__Given text__.
● ● ● ● ●
Moving story of Queanbeyan’s Boer War memorial

Queanbeyan’s original Boer War memorial in Monaro Street, outside Byrne’s Royal Hotel…

Social historian and journalist NICHOLE OVERALL shares the story of Queanbeyan’s Boer War memorial and its long journey from Monaro Street to the Moore Park Memorial Rose Garden.

YOU can still make out the oddly-shaped indentation in the centre of the primary crossroad of Queanbeyan’s CBD where an unusual monument stood for more than 50 years.

…and where it now stands, in the Moore Park Memorial Rose Garden.

From resurrection to transplantation, the journey of the NSW town’s memorial to a brutal, almost three-year conflict in which Australia really didn’t have any quarrel, the South African Boer War, 1899-1902, is almost unknown.

On November 9, 1903 – 120 years ago – an “imposing” procession led by the town band (est 1871) with local members of the 1st Australian Light Horse joined by children from the Queanbeyan Superior Public School (1877), marched down Monaro Street to the cheers of a 350-odd throng.

The crowd attired in “Sunday best” milled excitedly around the front of Byrne’s Royal Hotel (of 1850) or gathered on the balconies of well-positioned two-storey establishments, jostling for the best view of the “striking” 12-foot high, banded column. 

Adorned with streamers and flanked by the district’s horse-drawn fire engine (the volunteer brigade formed in 1890), it was among the first – and forever few – of its kind throughout the country. Intended to honour the brave and the dead, so too was it a demonstration of the still small town’s progressive path.

Over a decade earlier, Queanbeyan had dashed a proposal to become one of the earliest regional centres to be electrified (coincidentally, Tamworth was first on November 9, 1888). 

Instead, in 1903 illumination of its public spaces was limited to a few kerosene lamp posts (until 1920).

Funded by the community, the memorial’s dual function in lighting up the main intersection was another relatively rare occurrence.

Atop it was a platform bearing a large and ornate vapour gas lamp. A tank to supply it was buried deep beneath the hard-packed dirt of the main thoroughfare, accessed by a stone and timber tunnel constructed almost 20 years earlier.

Among the esteemed guests present, grazier, future member for Queanbeyan (1906-1910) and decorated war hero, Major Granville Ryrie, of Michelago – one of 190 to enlist from the region (63 from Queanbeyan alone, making it one of the largest contingents in NSW).

Australia, as a frontier nation volunteering for a frontier war to aid Mother England in the pursuit of far-off lands and riches (in particular gold and diamonds), saw some 20,000 “citizen soldiers” pledge their service. 

For the skilled riders and crack shots, the appeal was adventure with a side serve of patriotism, evidenced in felt slouch hats buttoned up on one side with the badge of a rising sun; a practical allowance so as to shoulder a rifle without damaging the brim.
● ● ● ● ●
__Records shown__.
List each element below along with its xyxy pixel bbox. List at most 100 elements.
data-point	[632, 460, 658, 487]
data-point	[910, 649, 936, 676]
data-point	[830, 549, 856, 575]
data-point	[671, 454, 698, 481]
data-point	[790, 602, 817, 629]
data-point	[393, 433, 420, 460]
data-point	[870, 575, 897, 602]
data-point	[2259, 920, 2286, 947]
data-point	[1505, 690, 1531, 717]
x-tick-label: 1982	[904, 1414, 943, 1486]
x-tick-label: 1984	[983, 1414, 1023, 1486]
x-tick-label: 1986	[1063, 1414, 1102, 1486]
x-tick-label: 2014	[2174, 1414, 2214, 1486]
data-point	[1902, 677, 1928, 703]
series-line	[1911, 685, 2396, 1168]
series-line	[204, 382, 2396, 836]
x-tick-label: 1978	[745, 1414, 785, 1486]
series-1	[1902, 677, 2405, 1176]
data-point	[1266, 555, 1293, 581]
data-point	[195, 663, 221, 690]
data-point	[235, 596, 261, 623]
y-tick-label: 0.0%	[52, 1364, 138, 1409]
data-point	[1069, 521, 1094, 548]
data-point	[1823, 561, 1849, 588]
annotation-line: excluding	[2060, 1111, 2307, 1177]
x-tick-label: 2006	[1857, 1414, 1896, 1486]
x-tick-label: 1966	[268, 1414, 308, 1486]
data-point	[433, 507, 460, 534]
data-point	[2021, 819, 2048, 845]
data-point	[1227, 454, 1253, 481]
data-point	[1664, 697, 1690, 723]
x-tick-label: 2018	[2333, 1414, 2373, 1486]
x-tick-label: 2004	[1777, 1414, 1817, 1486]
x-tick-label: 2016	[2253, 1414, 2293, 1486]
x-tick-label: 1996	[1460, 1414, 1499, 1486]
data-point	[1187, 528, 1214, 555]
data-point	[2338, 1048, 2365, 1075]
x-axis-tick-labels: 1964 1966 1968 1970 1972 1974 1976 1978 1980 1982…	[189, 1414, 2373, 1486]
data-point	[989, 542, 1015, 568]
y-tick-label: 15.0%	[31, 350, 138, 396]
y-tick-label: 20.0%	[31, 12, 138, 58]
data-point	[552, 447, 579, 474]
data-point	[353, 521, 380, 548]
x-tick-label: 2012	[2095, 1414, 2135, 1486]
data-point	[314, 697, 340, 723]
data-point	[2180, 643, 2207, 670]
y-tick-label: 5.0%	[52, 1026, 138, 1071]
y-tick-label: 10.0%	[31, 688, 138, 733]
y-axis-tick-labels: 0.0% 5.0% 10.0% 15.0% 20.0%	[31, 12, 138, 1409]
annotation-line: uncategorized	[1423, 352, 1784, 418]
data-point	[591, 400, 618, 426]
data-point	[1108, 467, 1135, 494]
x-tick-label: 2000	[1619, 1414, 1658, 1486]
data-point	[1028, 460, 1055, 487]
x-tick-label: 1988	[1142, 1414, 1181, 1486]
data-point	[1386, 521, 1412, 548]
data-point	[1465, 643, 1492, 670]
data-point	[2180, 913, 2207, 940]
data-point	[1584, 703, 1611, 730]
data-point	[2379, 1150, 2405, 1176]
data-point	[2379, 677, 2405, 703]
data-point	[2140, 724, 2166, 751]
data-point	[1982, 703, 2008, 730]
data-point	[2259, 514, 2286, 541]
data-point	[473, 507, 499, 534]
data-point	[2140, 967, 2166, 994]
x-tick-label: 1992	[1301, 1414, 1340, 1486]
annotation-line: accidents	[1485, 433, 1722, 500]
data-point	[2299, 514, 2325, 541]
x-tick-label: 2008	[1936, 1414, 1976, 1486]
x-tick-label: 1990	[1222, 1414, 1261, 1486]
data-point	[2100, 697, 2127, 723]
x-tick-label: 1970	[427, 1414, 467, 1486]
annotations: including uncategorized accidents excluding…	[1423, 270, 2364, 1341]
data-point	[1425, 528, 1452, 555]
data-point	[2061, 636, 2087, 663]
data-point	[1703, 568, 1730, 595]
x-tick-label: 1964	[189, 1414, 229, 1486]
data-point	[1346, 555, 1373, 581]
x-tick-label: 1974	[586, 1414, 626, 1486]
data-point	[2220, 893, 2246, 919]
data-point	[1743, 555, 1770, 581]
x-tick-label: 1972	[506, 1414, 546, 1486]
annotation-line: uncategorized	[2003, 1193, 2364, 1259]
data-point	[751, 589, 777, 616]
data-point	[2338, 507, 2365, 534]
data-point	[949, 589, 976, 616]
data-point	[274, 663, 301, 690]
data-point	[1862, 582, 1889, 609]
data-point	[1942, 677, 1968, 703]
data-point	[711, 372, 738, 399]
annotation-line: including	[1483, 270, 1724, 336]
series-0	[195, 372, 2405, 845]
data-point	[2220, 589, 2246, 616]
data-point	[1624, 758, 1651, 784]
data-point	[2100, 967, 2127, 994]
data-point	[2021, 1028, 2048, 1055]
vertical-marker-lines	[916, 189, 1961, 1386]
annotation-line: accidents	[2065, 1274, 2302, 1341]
● ● ● ● ●
__Stated problem 1__. For the article on Queanbeyan's Boer War memorial, decide whether each statement agrees with it, answering yes or no and quoting the exact words that decide it. (a) The memorial column stood 12 feet high. (b) In 1903, electric lighting illuminated Queanbeyan's public spaces. (c) Sixty-three of those who enlisted from the region came from Queanbeyan alone.
__Stated problem 2__. Resume the article on Queanbeyan's Boer War memorial after its final sentence.

__Written answer 1__.
(a) Yes: "the “striking” 12-foot high, banded column"
(b) No: "in 1903 illumination of its public spaces was limited to a few kerosene lamp posts (until 1920)"
(c) Yes: "63 from Queanbeyan alone"

__Written answer 2__.
The unanimous outcome of a Queanbeyan public meeting had been for the district’s tribute to “bear the names of all the locals who participated in the war”. Only five though, would be etched for eternity on the marble plaque: among the 1000 or so to die or never be found.

Trooper James Swan, of Stony Creek (Carwoola) is one.

Twenty-four years old, his enlistment number was 56, his older brother Richard, 57.

Richard returned. James died in 1901 following a neck injury when his horse was shot from under him.

“One of Queanbeyan’s best known landmarks” would stand vigil to them all for just over half a century – until progress almost led to its demise. 

From the arrival of the town’s first Model T Ford in 1910 thanks to “Moore Bros, the pioneers of the motor car in Queanbeyan”, the central position had become a traffic hazard.

A 1935 controversial suggestion of replacing it with a clock tower was resisted (“must be kept sacrosanct”) but when hit by a truck in 1956, requiring a three-year restoration effort, nearly 10 years on, preservation was paramount.

Rebuilt from “synthetic stone” with a less ostentatious electric light fitting, it was afforded a “distinct place of its own” on a median strip across from the Town Park.

Come 2020 it was decided a location more befitting was in order: the Moore Park Memorial Rose Garden – which I had the great honour to open as mayoress in 2015 to mark the Anzac and Red Cross centenaries.

Intended as a community’s reminder of the sacrifice of the “flower of our youth”, the Boer War Memorial also came to symbolise patriotic fervour: the rallying point for “sons of the Empire” called to emulate those previous “noble efforts” in “the war to end all wars”. On the initial plea from this poignant pulpit, 27 locals enlisted for World War I.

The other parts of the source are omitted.